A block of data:
>>>

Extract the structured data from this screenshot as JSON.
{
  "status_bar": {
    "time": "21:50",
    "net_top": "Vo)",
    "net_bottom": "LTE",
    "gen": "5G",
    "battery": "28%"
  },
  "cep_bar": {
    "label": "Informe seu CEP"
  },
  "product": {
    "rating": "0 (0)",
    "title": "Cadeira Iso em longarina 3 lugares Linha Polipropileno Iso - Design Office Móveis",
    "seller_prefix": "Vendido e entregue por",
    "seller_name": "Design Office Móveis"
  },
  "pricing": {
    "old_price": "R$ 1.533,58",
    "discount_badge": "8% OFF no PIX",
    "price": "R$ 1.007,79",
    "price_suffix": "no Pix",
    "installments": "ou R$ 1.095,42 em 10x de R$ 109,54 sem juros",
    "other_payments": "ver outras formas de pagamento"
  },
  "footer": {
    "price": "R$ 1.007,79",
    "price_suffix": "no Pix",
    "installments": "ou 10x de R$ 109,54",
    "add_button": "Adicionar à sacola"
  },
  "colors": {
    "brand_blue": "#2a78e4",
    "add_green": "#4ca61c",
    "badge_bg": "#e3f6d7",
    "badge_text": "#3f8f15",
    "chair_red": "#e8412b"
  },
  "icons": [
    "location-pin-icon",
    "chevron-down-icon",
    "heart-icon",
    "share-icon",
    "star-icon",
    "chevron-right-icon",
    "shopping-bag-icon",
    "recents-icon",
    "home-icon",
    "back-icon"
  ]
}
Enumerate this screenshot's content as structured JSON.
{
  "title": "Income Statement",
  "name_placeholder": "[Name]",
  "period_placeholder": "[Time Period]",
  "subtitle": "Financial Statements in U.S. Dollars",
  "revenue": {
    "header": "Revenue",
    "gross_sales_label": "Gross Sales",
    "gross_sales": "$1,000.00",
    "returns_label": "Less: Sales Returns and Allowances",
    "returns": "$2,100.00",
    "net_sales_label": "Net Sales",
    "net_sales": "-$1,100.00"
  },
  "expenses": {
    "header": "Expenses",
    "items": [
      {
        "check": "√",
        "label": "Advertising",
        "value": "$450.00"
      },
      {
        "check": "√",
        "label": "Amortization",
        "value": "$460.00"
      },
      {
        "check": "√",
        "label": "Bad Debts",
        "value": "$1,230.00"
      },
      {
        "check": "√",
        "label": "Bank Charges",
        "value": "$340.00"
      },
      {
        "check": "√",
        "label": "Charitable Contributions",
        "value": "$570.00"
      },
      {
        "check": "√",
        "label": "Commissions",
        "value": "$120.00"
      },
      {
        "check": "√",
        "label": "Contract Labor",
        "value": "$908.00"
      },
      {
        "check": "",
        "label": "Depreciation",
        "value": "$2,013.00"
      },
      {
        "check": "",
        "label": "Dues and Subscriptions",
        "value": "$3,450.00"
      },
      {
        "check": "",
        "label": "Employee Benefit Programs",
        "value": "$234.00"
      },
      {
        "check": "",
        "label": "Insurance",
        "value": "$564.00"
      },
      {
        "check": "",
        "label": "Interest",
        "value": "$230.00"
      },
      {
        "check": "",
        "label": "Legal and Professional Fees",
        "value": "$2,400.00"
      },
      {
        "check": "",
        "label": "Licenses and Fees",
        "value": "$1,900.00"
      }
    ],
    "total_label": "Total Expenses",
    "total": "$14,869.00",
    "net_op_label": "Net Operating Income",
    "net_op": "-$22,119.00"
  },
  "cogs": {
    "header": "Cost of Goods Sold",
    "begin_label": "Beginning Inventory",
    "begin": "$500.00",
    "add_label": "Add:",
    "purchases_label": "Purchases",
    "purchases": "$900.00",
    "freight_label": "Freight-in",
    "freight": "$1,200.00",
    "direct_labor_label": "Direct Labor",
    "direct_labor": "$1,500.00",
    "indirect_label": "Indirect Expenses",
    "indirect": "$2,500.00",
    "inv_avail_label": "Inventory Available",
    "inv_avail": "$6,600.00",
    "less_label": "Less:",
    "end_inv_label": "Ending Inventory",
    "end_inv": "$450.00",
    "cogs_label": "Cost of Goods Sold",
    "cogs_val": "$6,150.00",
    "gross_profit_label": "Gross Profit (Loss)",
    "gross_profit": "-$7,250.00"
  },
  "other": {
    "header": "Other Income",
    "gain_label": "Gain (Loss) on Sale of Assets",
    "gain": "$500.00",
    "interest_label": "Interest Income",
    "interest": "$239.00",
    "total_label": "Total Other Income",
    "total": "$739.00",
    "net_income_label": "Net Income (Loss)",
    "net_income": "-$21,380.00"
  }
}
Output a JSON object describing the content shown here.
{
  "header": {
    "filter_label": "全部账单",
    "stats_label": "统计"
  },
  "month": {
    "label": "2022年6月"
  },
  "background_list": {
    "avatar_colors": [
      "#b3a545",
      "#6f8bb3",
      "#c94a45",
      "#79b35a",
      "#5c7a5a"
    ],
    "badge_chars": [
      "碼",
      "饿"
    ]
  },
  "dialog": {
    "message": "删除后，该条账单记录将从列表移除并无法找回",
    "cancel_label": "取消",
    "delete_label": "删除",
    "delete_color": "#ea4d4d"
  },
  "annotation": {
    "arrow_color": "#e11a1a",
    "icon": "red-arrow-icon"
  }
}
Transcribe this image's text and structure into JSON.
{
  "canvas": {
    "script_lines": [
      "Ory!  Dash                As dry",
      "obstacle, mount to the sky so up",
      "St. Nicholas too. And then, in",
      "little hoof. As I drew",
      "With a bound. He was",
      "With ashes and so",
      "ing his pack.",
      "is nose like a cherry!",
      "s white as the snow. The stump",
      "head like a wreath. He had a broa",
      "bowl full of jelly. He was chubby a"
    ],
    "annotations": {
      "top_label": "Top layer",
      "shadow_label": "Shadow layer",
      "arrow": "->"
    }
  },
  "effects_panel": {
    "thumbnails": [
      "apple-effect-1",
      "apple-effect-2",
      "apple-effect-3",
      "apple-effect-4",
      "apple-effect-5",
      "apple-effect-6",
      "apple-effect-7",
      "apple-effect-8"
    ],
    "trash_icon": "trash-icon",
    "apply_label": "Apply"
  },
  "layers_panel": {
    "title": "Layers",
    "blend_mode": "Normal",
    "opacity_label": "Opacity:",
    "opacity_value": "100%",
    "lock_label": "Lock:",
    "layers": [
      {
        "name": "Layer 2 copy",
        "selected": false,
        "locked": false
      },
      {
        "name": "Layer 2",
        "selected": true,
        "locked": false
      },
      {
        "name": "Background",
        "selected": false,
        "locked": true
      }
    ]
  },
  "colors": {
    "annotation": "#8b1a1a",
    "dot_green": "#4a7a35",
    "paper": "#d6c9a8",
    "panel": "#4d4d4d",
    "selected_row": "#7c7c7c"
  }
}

<<<

▶ **Task goal**:
Write the entries again, exactly as they stand.

▶ **Result below**:
Extract the structured data from this screenshot as JSON.
{
  "status_bar": {
    "time": "21:50",
    "net_top": "Vo)",
    "net_bottom": "LTE",
    "gen": "5G",
    "battery": "28%"
  },
  "cep_bar": {
    "label": "Informe seu CEP"
  },
  "product": {
    "rating": "0 (0)",
    "title": "Cadeira Iso em longarina 3 lugares Linha Polipropileno Iso - Design Office Móveis",
    "seller_prefix": "Vendido e entregue por",
    "seller_name": "Design Office Móveis"
  },
  "pricing": {
    "old_price": "R$ 1.533,58",
    "discount_badge": "8% OFF no PIX",
    "price": "R$ 1.007,79",
    "price_suffix": "no Pix",
    "installments": "ou R$ 1.095,42 em 10x de R$ 109,54 sem juros",
    "other_payments": "ver outras formas de pagamento"
  },
  "footer": {
    "price": "R$ 1.007,79",
    "price_suffix": "no Pix",
    "installments": "ou 10x de R$ 109,54",
    "add_button": "Adicionar à sacola"
  },
  "colors": {
    "brand_blue": "#2a78e4",
    "add_green": "#4ca61c",
    "badge_bg": "#e3f6d7",
    "badge_text": "#3f8f15",
    "chair_red": "#e8412b"
  },
  "icons": [
    "location-pin-icon",
    "chevron-down-icon",
    "heart-icon",
    "share-icon",
    "star-icon",
    "chevron-right-icon",
    "shopping-bag-icon",
    "recents-icon",
    "home-icon",
    "back-icon"
  ]
}
Enumerate this screenshot's content as structured JSON.
{
  "title": "Income Statement",
  "name_placeholder": "[Name]",
  "period_placeholder": "[Time Period]",
  "subtitle": "Financial Statements in U.S. Dollars",
  "revenue": {
    "header": "Revenue",
    "gross_sales_label": "Gross Sales",
    "gross_sales": "$1,000.00",
    "returns_label": "Less: Sales Returns and Allowances",
    "returns": "$2,100.00",
    "net_sales_label": "Net Sales",
    "net_sales": "-$1,100.00"
  },
  "expenses": {
    "header": "Expenses",
    "items": [
      {
        "check": "√",
        "label": "Advertising",
        "value": "$450.00"
      },
      {
        "check": "√",
        "label": "Amortization",
        "value": "$460.00"
      },
      {
        "check": "√",
        "label": "Bad Debts",
        "value": "$1,230.00"
      },
      {
        "check": "√",
        "label": "Bank Charges",
        "value": "$340.00"
      },
      {
        "check": "√",
        "label": "Charitable Contributions",
        "value": "$570.00"
      },
      {
        "check": "√",
        "label": "Commissions",
        "value": "$120.00"
      },
      {
        "check": "√",
        "label": "Contract Labor",
        "value": "$908.00"
      },
      {
        "check": "",
        "label": "Depreciation",
        "value": "$2,013.00"
      },
      {
        "check": "",
        "label": "Dues and Subscriptions",
        "value": "$3,450.00"
      },
      {
        "check": "",
        "label": "Employee Benefit Programs",
        "value": "$234.00"
      },
      {
        "check": "",
        "label": "Insurance",
        "value": "$564.00"
      },
      {
        "check": "",
        "label": "Interest",
        "value": "$230.00"
      },
      {
        "check": "",
        "label": "Legal and Professional Fees",
        "value": "$2,400.00"
      },
      {
        "check": "",
        "label": "Licenses and Fees",
        "value": "$1,900.00"
      }
    ],
    "total_label": "Total Expenses",
    "total": "$14,869.00",
    "net_op_label": "Net Operating Income",
    "net_op": "-$22,119.00"
  },
  "cogs": {
    "header": "Cost of Goods Sold",
    "begin_label": "Beginning Inventory",
    "begin": "$500.00",
    "add_label": "Add:",
    "purchases_label": "Purchases",
    "purchases": "$900.00",
    "freight_label": "Freight-in",
    "freight": "$1,200.00",
    "direct_labor_label": "Direct Labor",
    "direct_labor": "$1,500.00",
    "indirect_label": "Indirect Expenses",
    "indirect": "$2,500.00",
    "inv_avail_label": "Inventory Available",
    "inv_avail": "$6,600.00",
    "less_label": "Less:",
    "end_inv_label": "Ending Inventory",
    "end_inv": "$450.00",
    "cogs_label": "Cost of Goods Sold",
    "cogs_val": "$6,150.00",
    "gross_profit_label": "Gross Profit (Loss)",
    "gross_profit": "-$7,250.00"
  },
  "other": {
    "header": "Other Income",
    "gain_label": "Gain (Loss) on Sale of Assets",
    "gain": "$500.00",
    "interest_label": "Interest Income",
    "interest": "$239.00",
    "total_label": "Total Other Income",
    "total": "$739.00",
    "net_income_label": "Net Income (Loss)",
    "net_income": "-$21,380.00"
  }
}
Output a JSON object describing the content shown here.
{
  "header": {
    "filter_label": "全部账单",
    "stats_label": "统计"
  },
  "month": {
    "label": "2022年6月"
  },
  "background_list": {
    "avatar_colors": [
      "#b3a545",
      "#6f8bb3",
      "#c94a45",
      "#79b35a",
      "#5c7a5a"
    ],
    "badge_chars": [
      "碼",
      "饿"
    ]
  },
  "dialog": {
    "message": "删除后，该条账单记录将从列表移除并无法找回",
    "cancel_label": "取消",
    "delete_label": "删除",
    "delete_color": "#ea4d4d"
  },
  "annotation": {
    "arrow_color": "#e11a1a",
    "icon": "red-arrow-icon"
  }
}
Transcribe this image's text and structure into JSON.
{
  "canvas": {
    "script_lines": [
      "Ory!  Dash                As dry",
      "obstacle, mount to the sky so up",
      "St. Nicholas too. And then, in",
      "little hoof. As I drew",
      "With a bound. He was",
      "With ashes and so",
      "ing his pack.",
      "is nose like a cherry!",
      "s white as the snow. The stump",
      "head like a wreath. He had a broa",
      "bowl full of jelly. He was chubby a"
    ],
    "annotations": {
      "top_label": "Top layer",
      "shadow_label": "Shadow layer",
      "arrow": "->"
    }
  },
  "effects_panel": {
    "thumbnails": [
      "apple-effect-1",
      "apple-effect-2",
      "apple-effect-3",
      "apple-effect-4",
      "apple-effect-5",
      "apple-effect-6",
      "apple-effect-7",
      "apple-effect-8"
    ],
    "trash_icon": "trash-icon",
    "apply_label": "Apply"
  },
  "layers_panel": {
    "title": "Layers",
    "blend_mode": "Normal",
    "opacity_label": "Opacity:",
    "opacity_value": "100%",
    "lock_label": "Lock:",
    "layers": [
      {
        "name": "Layer 2 copy",
        "selected": false,
        "locked": false
      },
      {
        "name": "Layer 2",
        "selected": true,
        "locked": false
      },
      {
        "name": "Background",
        "selected": false,
        "locked": true
      }
    ]
  },
  "colors": {
    "annotation": "#8b1a1a",
    "dot_green": "#4a7a35",
    "paper": "#d6c9a8",
    "panel": "#4d4d4d",
    "selected_row": "#7c7c7c"
  }
}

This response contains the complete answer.